# GCSEs on the Costa del Sol



## Anaviva (Aug 27, 2014)

Hi everyone

Can anyone share their experience of their children doing GCSEs at any of the international schools in a 20 km radius from Fuengirola? I am considering St Anthony's right now because the management seemed very nice and I've heard that the teachers are good on the whole but I've also heard that the kids can be quite rough and that discipline is a bit too relaxed. My priorities are a nice atmosphere and good academic results.

Any feedback would be appreciated.


----------



## jojo (Sep 20, 2007)

St Anthony's didn't have a great reputation when we were there. The best schools IMO are sunny view in torremolinos and The British College in Torremuelle, Benalmadena. My son gained 9 good grade IGSCEs at the latter!

Jo xxx


----------



## zaragozaram1 (Apr 27, 2013)

How long since your kinds were there? Things change, and have done dramatically at the two schools you mention.

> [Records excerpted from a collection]
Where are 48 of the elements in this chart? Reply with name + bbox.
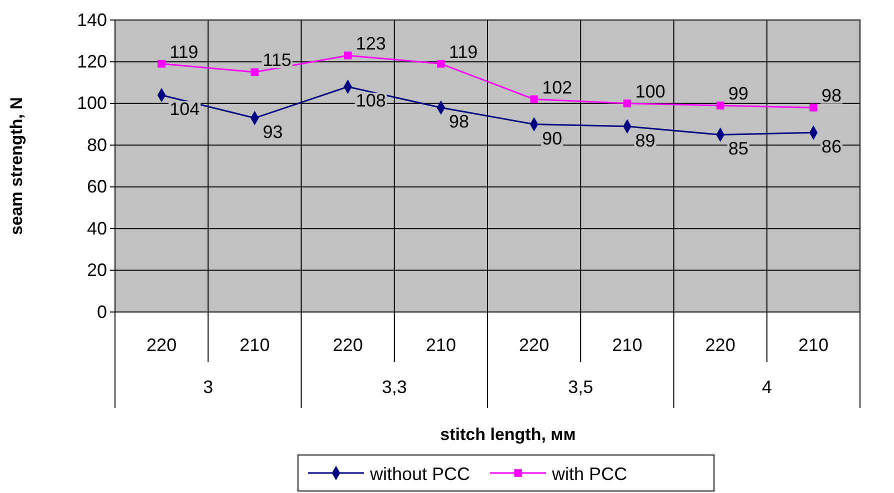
data-label: 85	[728, 138, 748, 159]
data-label: 100	[635, 81, 666, 102]
data-label: 119	[448, 42, 478, 62]
x-tick-label: 220	[146, 334, 177, 355]
point	[810, 104, 818, 112]
data-label: 123	[356, 33, 386, 54]
y-axis-title: seam strength, N	[7, 97, 26, 235]
point	[530, 95, 538, 104]
x-tick-label: 220	[519, 334, 550, 355]
text: 4	[762, 377, 772, 397]
x-tick-label: 210	[798, 334, 828, 355]
data-label: 90	[542, 128, 562, 148]
data-label: 108	[356, 90, 386, 111]
point	[437, 60, 445, 68]
x-tick-label: 210	[426, 334, 456, 355]
data-label: 115	[262, 50, 292, 70]
data-label: 89	[635, 130, 656, 150]
y-tick-label: 120	[76, 51, 107, 72]
data-label: 98	[821, 86, 842, 106]
x-tick-label: 220	[332, 334, 363, 355]
text: 3,5	[568, 377, 594, 397]
data-label: 119	[170, 42, 198, 62]
x-axis-title: stitch length, мм	[440, 425, 576, 444]
data-label: 93	[262, 122, 283, 142]
y-tick-label: 140	[76, 10, 107, 30]
point	[158, 60, 166, 68]
y-tick-label: 0	[96, 302, 107, 322]
point	[716, 102, 724, 110]
data-label: 99	[728, 84, 748, 104]
legend-label: without PCC	[369, 464, 470, 484]
data-label: 102	[542, 77, 572, 98]
x-tick-label: 210	[612, 334, 642, 355]
text: 3	[203, 377, 214, 397]
point	[344, 52, 352, 60]
point	[250, 68, 259, 76]
y-tick-label: 40	[86, 218, 107, 238]
data-label: 98	[448, 112, 469, 132]
y-tick-label: 20	[86, 260, 107, 280]
y-tick-label: 60	[86, 176, 107, 197]
point	[623, 100, 632, 108]
data-label: 86	[821, 136, 842, 157]
y-tick-label: 100	[76, 93, 107, 114]
legend-label: with PCC	[551, 464, 628, 484]
y-tick-label: 80	[86, 134, 107, 155]
data-label: 104	[170, 99, 200, 120]
text: 3,3	[382, 377, 407, 397]
x-tick-label: 210	[240, 334, 270, 355]
x-tick-label: 220	[705, 334, 736, 355]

> [PROMPT] Reproduce the GCSE thread starting with "Hi everyone" and going on through "(Sep 20, 2007)", changing "relaxed" to "lax".

> [REPLY TO THE EXERCISE]
Hi everyone

Can anyone share their experience of their children doing GCSEs at any of the international schools in a 20 km radius from Fuengirola? I am considering St Anthony's right now because the management seemed very nice and I've heard that the teachers are good on the whole but I've also heard that the kids can be quite rough and that discipline is a bit too lax. My priorities are a nice atmosphere and good academic results.

Any feedback would be appreciated.


----------



## jojo (Sep 20, 2007)